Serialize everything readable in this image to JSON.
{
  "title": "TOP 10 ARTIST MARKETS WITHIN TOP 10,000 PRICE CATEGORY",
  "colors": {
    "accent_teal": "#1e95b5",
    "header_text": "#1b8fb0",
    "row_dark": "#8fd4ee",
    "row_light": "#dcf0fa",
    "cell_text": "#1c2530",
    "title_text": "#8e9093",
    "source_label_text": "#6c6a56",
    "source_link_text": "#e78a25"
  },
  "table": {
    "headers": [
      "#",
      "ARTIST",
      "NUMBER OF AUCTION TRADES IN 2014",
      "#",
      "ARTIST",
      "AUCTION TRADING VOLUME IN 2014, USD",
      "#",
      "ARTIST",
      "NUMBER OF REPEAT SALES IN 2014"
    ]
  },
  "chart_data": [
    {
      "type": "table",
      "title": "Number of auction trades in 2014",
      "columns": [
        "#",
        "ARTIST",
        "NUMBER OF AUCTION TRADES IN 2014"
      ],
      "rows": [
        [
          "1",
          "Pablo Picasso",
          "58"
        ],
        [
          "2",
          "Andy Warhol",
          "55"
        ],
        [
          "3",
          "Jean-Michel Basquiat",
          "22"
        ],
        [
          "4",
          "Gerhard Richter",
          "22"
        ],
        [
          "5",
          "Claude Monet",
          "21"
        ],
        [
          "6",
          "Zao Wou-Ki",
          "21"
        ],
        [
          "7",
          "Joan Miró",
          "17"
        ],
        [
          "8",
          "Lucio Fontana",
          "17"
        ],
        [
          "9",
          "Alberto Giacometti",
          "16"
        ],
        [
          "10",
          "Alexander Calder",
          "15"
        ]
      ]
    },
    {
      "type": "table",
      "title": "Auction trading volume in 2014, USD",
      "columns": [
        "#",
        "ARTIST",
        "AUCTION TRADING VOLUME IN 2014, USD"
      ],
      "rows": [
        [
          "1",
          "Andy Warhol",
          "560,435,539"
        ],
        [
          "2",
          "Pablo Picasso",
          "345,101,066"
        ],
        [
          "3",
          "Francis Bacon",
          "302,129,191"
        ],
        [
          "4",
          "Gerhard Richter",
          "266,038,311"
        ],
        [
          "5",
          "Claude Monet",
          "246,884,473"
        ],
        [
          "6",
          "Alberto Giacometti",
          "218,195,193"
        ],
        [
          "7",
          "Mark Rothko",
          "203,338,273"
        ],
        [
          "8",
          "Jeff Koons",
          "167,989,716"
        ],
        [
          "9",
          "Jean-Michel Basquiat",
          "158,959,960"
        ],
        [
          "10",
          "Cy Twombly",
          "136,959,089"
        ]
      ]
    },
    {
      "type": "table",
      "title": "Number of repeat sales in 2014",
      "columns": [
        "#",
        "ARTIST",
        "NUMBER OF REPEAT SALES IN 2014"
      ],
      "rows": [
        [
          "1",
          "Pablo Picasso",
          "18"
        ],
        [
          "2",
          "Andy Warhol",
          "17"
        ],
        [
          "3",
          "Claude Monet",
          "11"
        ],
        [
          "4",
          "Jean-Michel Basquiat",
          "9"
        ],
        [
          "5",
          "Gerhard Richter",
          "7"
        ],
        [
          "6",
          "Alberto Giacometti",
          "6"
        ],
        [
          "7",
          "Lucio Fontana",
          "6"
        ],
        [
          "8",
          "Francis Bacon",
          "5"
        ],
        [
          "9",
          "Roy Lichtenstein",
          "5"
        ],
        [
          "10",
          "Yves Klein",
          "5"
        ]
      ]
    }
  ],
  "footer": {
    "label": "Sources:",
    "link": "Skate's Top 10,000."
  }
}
================================
§ To be done:
Reproduce the full set of records precisely.

§ Finished answer:
Serialize everything readable in this image to JSON.
{
  "title": "TOP 10 ARTIST MARKETS WITHIN TOP 10,000 PRICE CATEGORY",
  "colors": {
    "accent_teal": "#1e95b5",
    "header_text": "#1b8fb0",
    "row_dark": "#8fd4ee",
    "row_light": "#dcf0fa",
    "cell_text": "#1c2530",
    "title_text": "#8e9093",
    "source_label_text": "#6c6a56",
    "source_link_text": "#e78a25"
  },
  "table": {
    "headers": [
      "#",
      "ARTIST",
      "NUMBER OF AUCTION TRADES IN 2014",
      "#",
      "ARTIST",
      "AUCTION TRADING VOLUME IN 2014, USD",
      "#",
      "ARTIST",
      "NUMBER OF REPEAT SALES IN 2014"
    ]
  },
  "chart_data": [
    {
      "type": "table",
      "title": "Number of auction trades in 2014",
      "columns": [
        "#",
        "ARTIST",
        "NUMBER OF AUCTION TRADES IN 2014"
      ],
      "rows": [
        [
          "1",
          "Pablo Picasso",
          "58"
        ],
        [
          "2",
          "Andy Warhol",
          "55"
        ],
        [
          "3",
          "Jean-Michel Basquiat",
          "22"
        ],
        [
          "4",
          "Gerhard Richter",
          "22"
        ],
        [
          "5",
          "Claude Monet",
          "21"
        ],
        [
          "6",
          "Zao Wou-Ki",
          "21"
        ],
        [
          "7",
          "Joan Miró",
          "17"
        ],
        [
          "8",
          "Lucio Fontana",
          "17"
        ],
        [
          "9",
          "Alberto Giacometti",
          "16"
        ],
        [
          "10",
          "Alexander Calder",
          "15"
        ]
      ]
    },
    {
      "type": "table",
      "title": "Auction trading volume in 2014, USD",
      "columns": [
        "#",
        "ARTIST",
        "AUCTION TRADING VOLUME IN 2014, USD"
      ],
      "rows": [
        [
          "1",
          "Andy Warhol",
          "560,435,539"
        ],
        [
          "2",
          "Pablo Picasso",
          "345,101,066"
        ],
        [
          "3",
          "Francis Bacon",
          "302,129,191"
        ],
        [
          "4",
          "Gerhard Richter",
          "266,038,311"
        ],
        [
          "5",
          "Claude Monet",
          "246,884,473"
        ],
        [
          "6",
          "Alberto Giacometti",
          "218,195,193"
        ],
        [
          "7",
          "Mark Rothko",
          "203,338,273"
        ],
        [
          "8",
          "Jeff Koons",
          "167,989,716"
        ],
        [
          "9",
          "Jean-Michel Basquiat",
          "158,959,960"
        ],
        [
          "10",
          "Cy Twombly",
          "136,959,089"
        ]
      ]
    },
    {
      "type": "table",
      "title": "Number of repeat sales in 2014",
      "columns": [
        "#",
        "ARTIST",
        "NUMBER OF REPEAT SALES IN 2014"
      ],
      "rows": [
        [
          "1",
          "Pablo Picasso",
          "18"
        ],
        [
          "2",
          "Andy Warhol",
          "17"
        ],
        [
          "3",
          "Claude Monet",
          "11"
        ],
        [
          "4",
          "Jean-Michel Basquiat",
          "9"
        ],
        [
          "5",
          "Gerhard Richter",
          "7"
        ],
        [
          "6",
          "Alberto Giacometti",
          "6"
        ],
        [
          "7",
          "Lucio Fontana",
          "6"
        ],
        [
          "8",
          "Francis Bacon",
          "5"
        ],
        [
          "9",
          "Roy Lichtenstein",
          "5"
        ],
        [
          "10",
          "Yves Klein",
          "5"
        ]
      ]
    }
  ],
  "footer": {
    "label": "Sources:",
    "link": "Skate's Top 10,000."
  }
}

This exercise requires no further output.